EXERCISE -> Output every entry exactly as written.

DATA ->
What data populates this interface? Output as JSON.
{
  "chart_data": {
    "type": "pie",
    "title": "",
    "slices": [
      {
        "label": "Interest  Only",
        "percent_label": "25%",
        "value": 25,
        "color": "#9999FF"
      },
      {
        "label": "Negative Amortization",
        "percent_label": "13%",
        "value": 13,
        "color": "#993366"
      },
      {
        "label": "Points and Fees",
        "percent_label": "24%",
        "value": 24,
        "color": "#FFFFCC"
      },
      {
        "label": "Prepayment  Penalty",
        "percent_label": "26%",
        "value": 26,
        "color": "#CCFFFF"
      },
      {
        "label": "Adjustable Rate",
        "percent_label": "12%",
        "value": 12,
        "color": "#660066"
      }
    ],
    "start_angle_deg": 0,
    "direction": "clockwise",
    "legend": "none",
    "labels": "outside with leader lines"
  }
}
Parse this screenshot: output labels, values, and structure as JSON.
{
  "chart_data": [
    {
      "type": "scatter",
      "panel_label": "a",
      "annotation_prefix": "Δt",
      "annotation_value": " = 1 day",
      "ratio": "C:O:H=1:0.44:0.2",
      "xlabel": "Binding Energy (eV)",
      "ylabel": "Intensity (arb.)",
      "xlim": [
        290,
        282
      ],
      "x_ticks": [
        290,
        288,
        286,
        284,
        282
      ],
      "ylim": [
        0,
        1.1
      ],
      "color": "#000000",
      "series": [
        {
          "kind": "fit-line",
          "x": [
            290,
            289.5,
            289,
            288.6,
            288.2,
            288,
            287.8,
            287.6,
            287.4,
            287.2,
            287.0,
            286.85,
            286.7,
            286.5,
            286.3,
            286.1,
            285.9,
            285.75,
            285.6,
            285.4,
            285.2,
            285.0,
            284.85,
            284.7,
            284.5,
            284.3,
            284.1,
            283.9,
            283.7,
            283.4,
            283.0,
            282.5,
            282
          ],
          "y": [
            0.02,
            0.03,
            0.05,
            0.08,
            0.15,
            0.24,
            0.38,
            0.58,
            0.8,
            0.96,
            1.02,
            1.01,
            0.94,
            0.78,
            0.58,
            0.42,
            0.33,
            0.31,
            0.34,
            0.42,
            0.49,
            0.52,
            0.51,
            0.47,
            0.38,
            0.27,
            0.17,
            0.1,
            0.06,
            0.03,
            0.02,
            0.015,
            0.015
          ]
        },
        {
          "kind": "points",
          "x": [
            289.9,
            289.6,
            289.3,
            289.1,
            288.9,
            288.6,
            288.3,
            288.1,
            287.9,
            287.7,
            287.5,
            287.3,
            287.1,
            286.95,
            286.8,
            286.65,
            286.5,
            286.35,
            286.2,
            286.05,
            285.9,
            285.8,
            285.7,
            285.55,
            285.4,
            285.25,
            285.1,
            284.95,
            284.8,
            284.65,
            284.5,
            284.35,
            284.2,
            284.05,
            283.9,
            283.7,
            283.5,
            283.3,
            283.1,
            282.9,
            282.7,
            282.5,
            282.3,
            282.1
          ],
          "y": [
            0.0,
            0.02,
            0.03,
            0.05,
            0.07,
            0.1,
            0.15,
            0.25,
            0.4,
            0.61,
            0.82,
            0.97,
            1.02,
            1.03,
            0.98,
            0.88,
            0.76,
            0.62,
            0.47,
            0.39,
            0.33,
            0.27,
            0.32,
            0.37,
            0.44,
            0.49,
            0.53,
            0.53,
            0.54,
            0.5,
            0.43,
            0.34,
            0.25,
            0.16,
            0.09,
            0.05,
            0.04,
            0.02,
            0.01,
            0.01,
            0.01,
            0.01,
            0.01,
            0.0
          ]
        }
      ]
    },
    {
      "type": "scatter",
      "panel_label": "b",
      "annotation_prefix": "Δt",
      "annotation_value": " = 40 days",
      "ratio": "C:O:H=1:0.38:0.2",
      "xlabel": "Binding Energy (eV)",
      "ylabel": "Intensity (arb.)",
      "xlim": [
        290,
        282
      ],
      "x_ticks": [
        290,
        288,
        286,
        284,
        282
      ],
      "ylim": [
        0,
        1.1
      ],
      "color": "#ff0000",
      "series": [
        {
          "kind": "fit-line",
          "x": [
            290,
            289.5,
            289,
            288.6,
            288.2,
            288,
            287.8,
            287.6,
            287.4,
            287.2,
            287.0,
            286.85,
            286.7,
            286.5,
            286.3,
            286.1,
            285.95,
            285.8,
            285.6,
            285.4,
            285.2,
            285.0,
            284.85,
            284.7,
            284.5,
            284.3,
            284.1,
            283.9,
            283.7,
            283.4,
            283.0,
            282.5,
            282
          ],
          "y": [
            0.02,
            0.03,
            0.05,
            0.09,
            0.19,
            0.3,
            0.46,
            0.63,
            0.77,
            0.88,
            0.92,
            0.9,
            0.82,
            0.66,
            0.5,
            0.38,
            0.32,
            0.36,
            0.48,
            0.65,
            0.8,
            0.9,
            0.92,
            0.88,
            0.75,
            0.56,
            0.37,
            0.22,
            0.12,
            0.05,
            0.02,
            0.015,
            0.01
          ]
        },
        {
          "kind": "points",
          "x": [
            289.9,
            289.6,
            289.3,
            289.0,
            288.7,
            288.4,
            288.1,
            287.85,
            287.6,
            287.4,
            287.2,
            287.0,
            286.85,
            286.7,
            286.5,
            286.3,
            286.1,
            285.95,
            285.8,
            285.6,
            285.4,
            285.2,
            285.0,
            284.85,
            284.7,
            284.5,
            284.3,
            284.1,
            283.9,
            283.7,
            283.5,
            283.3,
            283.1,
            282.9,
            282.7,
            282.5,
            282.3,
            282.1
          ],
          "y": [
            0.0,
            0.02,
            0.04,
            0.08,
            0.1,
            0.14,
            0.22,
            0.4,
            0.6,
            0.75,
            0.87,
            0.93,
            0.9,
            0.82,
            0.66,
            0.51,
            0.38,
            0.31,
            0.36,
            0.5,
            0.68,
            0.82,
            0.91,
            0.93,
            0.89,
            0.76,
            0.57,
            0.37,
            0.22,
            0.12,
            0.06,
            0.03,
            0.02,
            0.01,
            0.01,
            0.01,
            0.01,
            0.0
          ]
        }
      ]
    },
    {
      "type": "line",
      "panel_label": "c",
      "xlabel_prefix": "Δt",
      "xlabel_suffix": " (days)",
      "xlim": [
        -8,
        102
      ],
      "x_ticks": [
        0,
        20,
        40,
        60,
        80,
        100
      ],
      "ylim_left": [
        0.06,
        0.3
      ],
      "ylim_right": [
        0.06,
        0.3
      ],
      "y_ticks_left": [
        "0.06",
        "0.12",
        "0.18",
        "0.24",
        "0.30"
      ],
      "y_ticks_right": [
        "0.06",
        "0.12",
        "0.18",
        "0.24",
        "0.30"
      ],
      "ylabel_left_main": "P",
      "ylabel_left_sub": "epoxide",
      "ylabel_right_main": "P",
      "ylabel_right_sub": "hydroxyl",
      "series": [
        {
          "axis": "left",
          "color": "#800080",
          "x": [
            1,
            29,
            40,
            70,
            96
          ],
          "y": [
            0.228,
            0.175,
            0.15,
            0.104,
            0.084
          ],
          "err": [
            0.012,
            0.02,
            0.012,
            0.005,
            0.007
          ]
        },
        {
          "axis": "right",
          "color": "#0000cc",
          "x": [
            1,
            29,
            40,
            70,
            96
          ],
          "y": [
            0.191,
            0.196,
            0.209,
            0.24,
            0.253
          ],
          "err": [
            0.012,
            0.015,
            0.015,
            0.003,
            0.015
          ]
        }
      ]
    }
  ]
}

TASK SOLUTION ->
What data populates this interface? Output as JSON.
{
  "chart_data": {
    "type": "pie",
    "title": "",
    "slices": [
      {
        "label": "Interest  Only",
        "percent_label": "25%",
        "value": 25,
        "color": "#9999FF"
      },
      {
        "label": "Negative Amortization",
        "percent_label": "13%",
        "value": 13,
        "color": "#993366"
      },
      {
        "label": "Points and Fees",
        "percent_label": "24%",
        "value": 24,
        "color": "#FFFFCC"
      },
      {
        "label": "Prepayment  Penalty",
        "percent_label": "26%",
        "value": 26,
        "color": "#CCFFFF"
      },
      {
        "label": "Adjustable Rate",
        "percent_label": "12%",
        "value": 12,
        "color": "#660066"
      }
    ],
    "start_angle_deg": 0,
    "direction": "clockwise",
    "legend": "none",
    "labels": "outside with leader lines"
  }
}
Parse this screenshot: output labels, values, and structure as JSON.
{
  "chart_data": [
    {
      "type": "scatter",
      "panel_label": "a",
      "annotation_prefix": "Δt",
      "annotation_value": " = 1 day",
      "ratio": "C:O:H=1:0.44:0.2",
      "xlabel": "Binding Energy (eV)",
      "ylabel": "Intensity (arb.)",
      "xlim": [
        290,
        282
      ],
      "x_ticks": [
        290,
        288,
        286,
        284,
        282
      ],
      "ylim": [
        0,
        1.1
      ],
      "color": "#000000",
      "series": [
        {
          "kind": "fit-line",
          "x": [
            290,
            289.5,
            289,
            288.6,
            288.2,
            288,
            287.8,
            287.6,
            287.4,
            287.2,
            287.0,
            286.85,
            286.7,
            286.5,
            286.3,
            286.1,
            285.9,
            285.75,
            285.6,
            285.4,
            285.2,
            285.0,
            284.85,
            284.7,
            284.5,
            284.3,
            284.1,
            283.9,
            283.7,
            283.4,
            283.0,
            282.5,
            282
          ],
          "y": [
            0.02,
            0.03,
            0.05,
            0.08,
            0.15,
            0.24,
            0.38,
            0.58,
            0.8,
            0.96,
            1.02,
            1.01,
            0.94,
            0.78,
            0.58,
            0.42,
            0.33,
            0.31,
            0.34,
            0.42,
            0.49,
            0.52,
            0.51,
            0.47,
            0.38,
            0.27,
            0.17,
            0.1,
            0.06,
            0.03,
            0.02,
            0.015,
            0.015
          ]
        },
        {
          "kind": "points",
          "x": [
            289.9,
            289.6,
            289.3,
            289.1,
            288.9,
            288.6,
            288.3,
            288.1,
            287.9,
            287.7,
            287.5,
            287.3,
            287.1,
            286.95,
            286.8,
            286.65,
            286.5,
            286.35,
            286.2,
            286.05,
            285.9,
            285.8,
            285.7,
            285.55,
            285.4,
            285.25,
            285.1,
            284.95,
            284.8,
            284.65,
            284.5,
            284.35,
            284.2,
            284.05,
            283.9,
            283.7,
            283.5,
            283.3,
            283.1,
            282.9,
            282.7,
            282.5,
            282.3,
            282.1
          ],
          "y": [
            0.0,
            0.02,
            0.03,
            0.05,
            0.07,
            0.1,
            0.15,
            0.25,
            0.4,
            0.61,
            0.82,
            0.97,
            1.02,
            1.03,
            0.98,
            0.88,
            0.76,
            0.62,
            0.47,
            0.39,
            0.33,
            0.27,
            0.32,
            0.37,
            0.44,
            0.49,
            0.53,
            0.53,
            0.54,
            0.5,
            0.43,
            0.34,
            0.25,
            0.16,
            0.09,
            0.05,
            0.04,
            0.02,
            0.01,
            0.01,
            0.01,
            0.01,
            0.01,
            0.0
          ]
        }
      ]
    },
    {
      "type": "scatter",
      "panel_label": "b",
      "annotation_prefix": "Δt",
      "annotation_value": " = 40 days",
      "ratio": "C:O:H=1:0.38:0.2",
      "xlabel": "Binding Energy (eV)",
      "ylabel": "Intensity (arb.)",
      "xlim": [
        290,
        282
      ],
      "x_ticks": [
        290,
        288,
        286,
        284,
        282
      ],
      "ylim": [
        0,
        1.1
      ],
      "color": "#ff0000",
      "series": [
        {
          "kind": "fit-line",
          "x": [
            290,
            289.5,
            289,
            288.6,
            288.2,
            288,
            287.8,
            287.6,
            287.4,
            287.2,
            287.0,
            286.85,
            286.7,
            286.5,
            286.3,
            286.1,
            285.95,
            285.8,
            285.6,
            285.4,
            285.2,
            285.0,
            284.85,
            284.7,
            284.5,
            284.3,
            284.1,
            283.9,
            283.7,
            283.4,
            283.0,
            282.5,
            282
          ],
          "y": [
            0.02,
            0.03,
            0.05,
            0.09,
            0.19,
            0.3,
            0.46,
            0.63,
            0.77,
            0.88,
            0.92,
            0.9,
            0.82,
            0.66,
            0.5,
            0.38,
            0.32,
            0.36,
            0.48,
            0.65,
            0.8,
            0.9,
            0.92,
            0.88,
            0.75,
            0.56,
            0.37,
            0.22,
            0.12,
            0.05,
            0.02,
            0.015,
            0.01
          ]
        },
        {
          "kind": "points",
          "x": [
            289.9,
            289.6,
            289.3,
            289.0,
            288.7,
            288.4,
            288.1,
            287.85,
            287.6,
            287.4,
            287.2,
            287.0,
            286.85,
            286.7,
            286.5,
            286.3,
            286.1,
            285.95,
            285.8,
            285.6,
            285.4,
            285.2,
            285.0,
            284.85,
            284.7,
            284.5,
            284.3,
            284.1,
            283.9,
            283.7,
            283.5,
            283.3,
            283.1,
            282.9,
            282.7,
            282.5,
            282.3,
            282.1
          ],
          "y": [
            0.0,
            0.02,
            0.04,
            0.08,
            0.1,
            0.14,
            0.22,
            0.4,
            0.6,
            0.75,
            0.87,
            0.93,
            0.9,
            0.82,
            0.66,
            0.51,
            0.38,
            0.31,
            0.36,
            0.5,
            0.68,
            0.82,
            0.91,
            0.93,
            0.89,
            0.76,
            0.57,
            0.37,
            0.22,
            0.12,
            0.06,
            0.03,
            0.02,
            0.01,
            0.01,
            0.01,
            0.01,
            0.0
          ]
        }
      ]
    },
    {
      "type": "line",
      "panel_label": "c",
      "xlabel_prefix": "Δt",
      "xlabel_suffix": " (days)",
      "xlim": [
        -8,
        102
      ],
      "x_ticks": [
        0,
        20,
        40,
        60,
        80,
        100
      ],
      "ylim_left": [
        0.06,
        0.3
      ],
      "ylim_right": [
        0.06,
        0.3
      ],
      "y_ticks_left": [
        "0.06",
        "0.12",
        "0.18",
        "0.24",
        "0.30"
      ],
      "y_ticks_right": [
        "0.06",
        "0.12",
        "0.18",
        "0.24",
        "0.30"
      ],
      "ylabel_left_main": "P",
      "ylabel_left_sub": "epoxide",
      "ylabel_right_main": "P",
      "ylabel_right_sub": "hydroxyl",
      "series": [
        {
          "axis": "left",
          "color": "#800080",
          "x": [
            1,
            29,
            40,
            70,
            96
          ],
          "y": [
            0.228,
            0.175,
            0.15,
            0.104,
            0.084
          ],
          "err": [
            0.012,
            0.02,
            0.012,
            0.005,
            0.007
          ]
        },
        {
          "axis": "right",
          "color": "#0000cc",
          "x": [
            1,
            29,
            40,
            70,
            96
          ],
          "y": [
            0.191,
            0.196,
            0.209,
            0.24,
            0.253
          ],
          "err": [
            0.012,
            0.015,
            0.015,
            0.003,
            0.015
          ]
        }
      ]
    }
  ]
}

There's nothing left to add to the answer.